**The exercise**
Without including any pictures, write out all the entries exactly.

─── Record extracts

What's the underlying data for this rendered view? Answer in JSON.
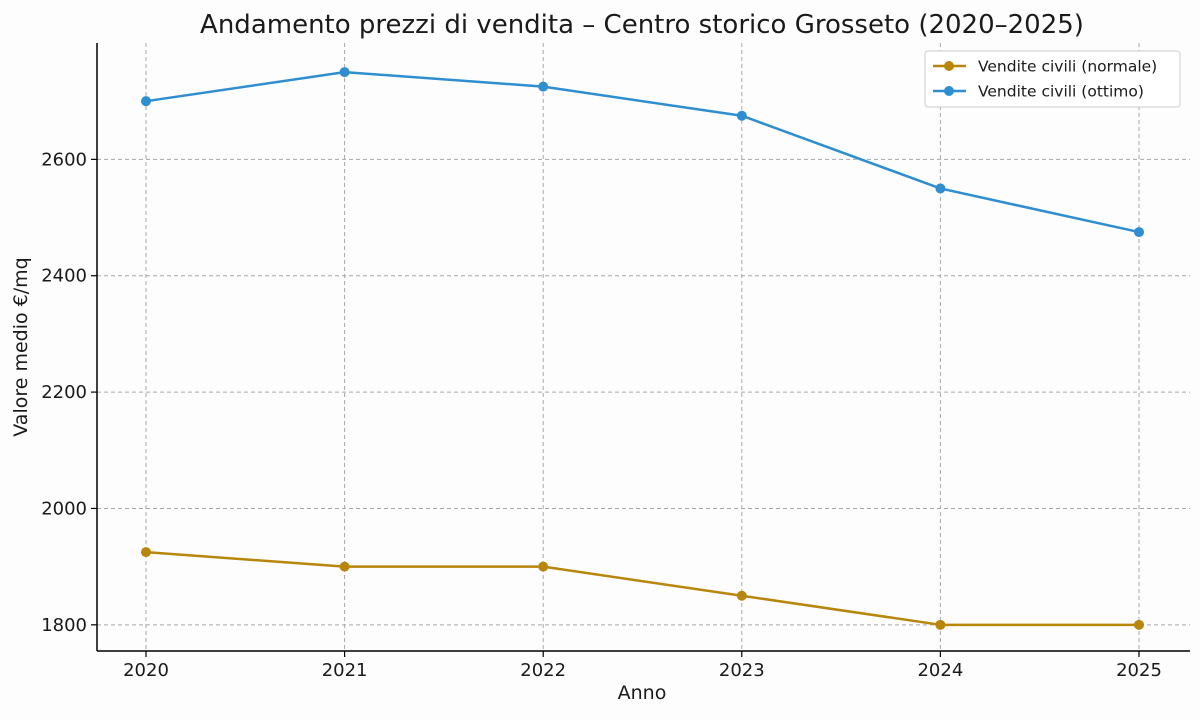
{
  "chart_data": {
    "type": "line",
    "title": "Andamento prezzi di vendita – Centro storico Grosseto (2020–2025)",
    "xlabel": "Anno",
    "ylabel": "Valore medio €/mq",
    "x": [
      "2020",
      "2021",
      "2022",
      "2023",
      "2024",
      "2025"
    ],
    "ylim": [
      1755,
      2800
    ],
    "yticks": [
      1800,
      2000,
      2200,
      2400,
      2600
    ],
    "grid": true,
    "legend_position": "top-right",
    "series": [
      {
        "name": "Vendite civili (normale)",
        "color": "#b8860b",
        "values": [
          1925,
          1900,
          1900,
          1850,
          1800,
          1800
        ]
      },
      {
        "name": "Vendite civili (ottimo)",
        "color": "#2e8ecf",
        "values": [
          2700,
          2750,
          2725,
          2675,
          2550,
          2475
        ]
      }
    ]
  }
}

──────

**Result of this task**
What's the underlying data for this rendered view? Answer in JSON.
{
  "chart_data": {
    "type": "line",
    "title": "Andamento prezzi di vendita – Centro storico Grosseto (2020–2025)",
    "xlabel": "Anno",
    "ylabel": "Valore medio €/mq",
    "x": [
      "2020",
      "2021",
      "2022",
      "2023",
      "2024",
      "2025"
    ],
    "ylim": [
      1755,
      2800
    ],
    "yticks": [
      1800,
      2000,
      2200,
      2400,
      2600
    ],
    "grid": true,
    "legend_position": "top-right",
    "series": [
      {
        "name": "Vendite civili (normale)",
        "color": "#b8860b",
        "values": [
          1925,
          1900,
          1900,
          1850,
          1800,
          1800
        ]
      },
      {
        "name": "Vendite civili (ottimo)",
        "color": "#2e8ecf",
        "values": [
          2700,
          2750,
          2725,
          2675,
          2550,
          2475
        ]
      }
    ]
  }
}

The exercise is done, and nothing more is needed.